▶ _Task goal_
All the data must come back unchanged, except that pictures are left out.

(Items listed in a dataset)
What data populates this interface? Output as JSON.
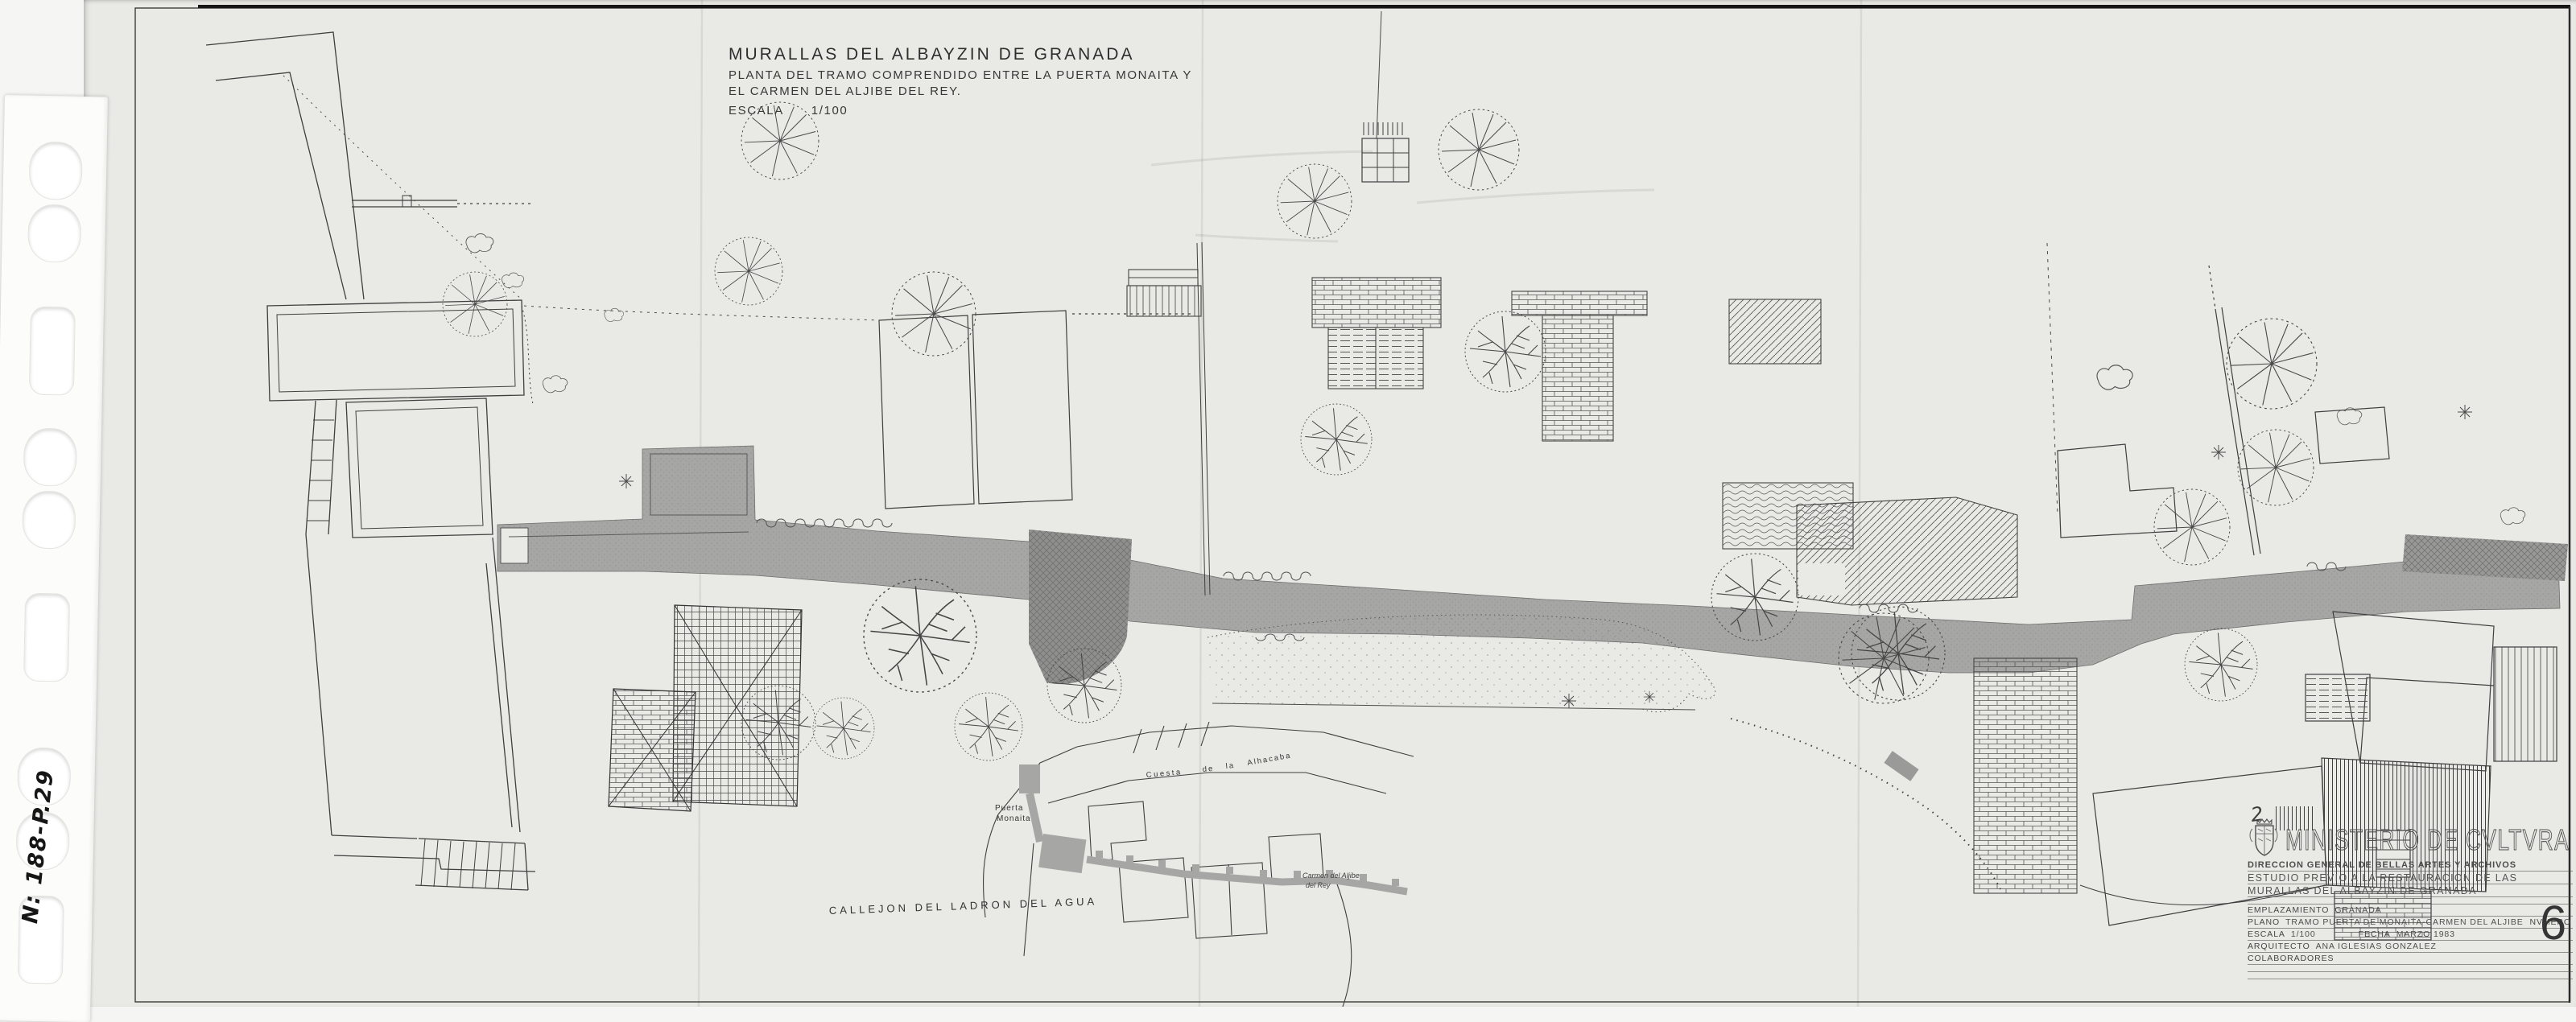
{
  "document": {
    "kind": "scanned architectural site plan",
    "catalog_number": "N: 188-P.29",
    "title_block_top": {
      "line1": "MURALLAS DEL ALBAYZIN DE GRANADA",
      "line2": "PLANTA DEL TRAMO COMPRENDIDO ENTRE LA PUERTA MONAITA Y",
      "line3": "EL CARMEN DEL ALJIBE DEL REY.",
      "scale_label": "ESCALA",
      "scale_value": "1/100"
    },
    "plan_labels": {
      "street_bottom": "CALLEJON DEL LADRON DEL AGUA",
      "cuesta_word1": "Cuesta",
      "cuesta_word2": "de",
      "cuesta_word3": "la",
      "cuesta_word4": "Alhacaba",
      "puerta_line1": "Puerta",
      "puerta_line2": "Monaita",
      "carmen_line1": "Carmen del Aljibe",
      "carmen_line2": "del Rey"
    },
    "stamp_block": {
      "handwritten_mark": "2",
      "ministry": "MINISTERIO DE CVLTVRA",
      "direccion": "DIRECCION GENERAL DE BELLAS ARTES Y ARCHIVOS",
      "estudio_line1": "ESTUDIO PREVIO A LA RESTAURACION DE LAS",
      "estudio_line2": "MURALLAS DEL ALBAYZIN DE GRANADA",
      "emplazamiento_label": "EMPLAZAMIENTO",
      "emplazamiento_value": "GRANADA",
      "plano_label": "PLANO",
      "plano_value": "TRAMO PUERTA DE MONAITA-CARMEN DEL ALJIBE",
      "numero_label": "NVMERO",
      "escala_label": "ESCALA",
      "escala_value": "1/100",
      "fecha_label": "FECHA",
      "fecha_value": "MARZO 1983",
      "arquitecto_label": "ARQUITECTO",
      "arquitecto_value": "ANA IGLESIAS GONZALEZ",
      "colaboradores_label": "COLABORADORES",
      "sheet_number": "6"
    },
    "icons": {
      "coat_of_arms": "spanish heraldic crest above ministry name",
      "punch_hole": "oval filing punch holes on binder strip"
    }
  },
  "colors": {
    "background": "#f5f5f3",
    "paper": "#e9e9e6",
    "strip_white": "#fcfcfa",
    "ink": "#3a3a3a",
    "wall_gray": "#a6a6a4",
    "wall_dark": "#8f8f8d"
  }
}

▶ _Task output_
What data populates this interface? Output as JSON.
{
  "document": {
    "kind": "scanned architectural site plan",
    "catalog_number": "N: 188-P.29",
    "title_block_top": {
      "line1": "MURALLAS DEL ALBAYZIN DE GRANADA",
      "line2": "PLANTA DEL TRAMO COMPRENDIDO ENTRE LA PUERTA MONAITA Y",
      "line3": "EL CARMEN DEL ALJIBE DEL REY.",
      "scale_label": "ESCALA",
      "scale_value": "1/100"
    },
    "plan_labels": {
      "street_bottom": "CALLEJON DEL LADRON DEL AGUA",
      "cuesta_word1": "Cuesta",
      "cuesta_word2": "de",
      "cuesta_word3": "la",
      "cuesta_word4": "Alhacaba",
      "puerta_line1": "Puerta",
      "puerta_line2": "Monaita",
      "carmen_line1": "Carmen del Aljibe",
      "carmen_line2": "del Rey"
    },
    "stamp_block": {
      "handwritten_mark": "2",
      "ministry": "MINISTERIO DE CVLTVRA",
      "direccion": "DIRECCION GENERAL DE BELLAS ARTES Y ARCHIVOS",
      "estudio_line1": "ESTUDIO PREVIO A LA RESTAURACION DE LAS",
      "estudio_line2": "MURALLAS DEL ALBAYZIN DE GRANADA",
      "emplazamiento_label": "EMPLAZAMIENTO",
      "emplazamiento_value": "GRANADA",
      "plano_label": "PLANO",
      "plano_value": "TRAMO PUERTA DE MONAITA-CARMEN DEL ALJIBE",
      "numero_label": "NVMERO",
      "escala_label": "ESCALA",
      "escala_value": "1/100",
      "fecha_label": "FECHA",
      "fecha_value": "MARZO 1983",
      "arquitecto_label": "ARQUITECTO",
      "arquitecto_value": "ANA IGLESIAS GONZALEZ",
      "colaboradores_label": "COLABORADORES",
      "sheet_number": "6"
    },
    "icons": {
      "coat_of_arms": "spanish heraldic crest above ministry name",
      "punch_hole": "oval filing punch holes on binder strip"
    }
  },
  "colors": {
    "background": "#f5f5f3",
    "paper": "#e9e9e6",
    "strip_white": "#fcfcfa",
    "ink": "#3a3a3a",
    "wall_gray": "#a6a6a4",
    "wall_dark": "#8f8f8d"
  }
}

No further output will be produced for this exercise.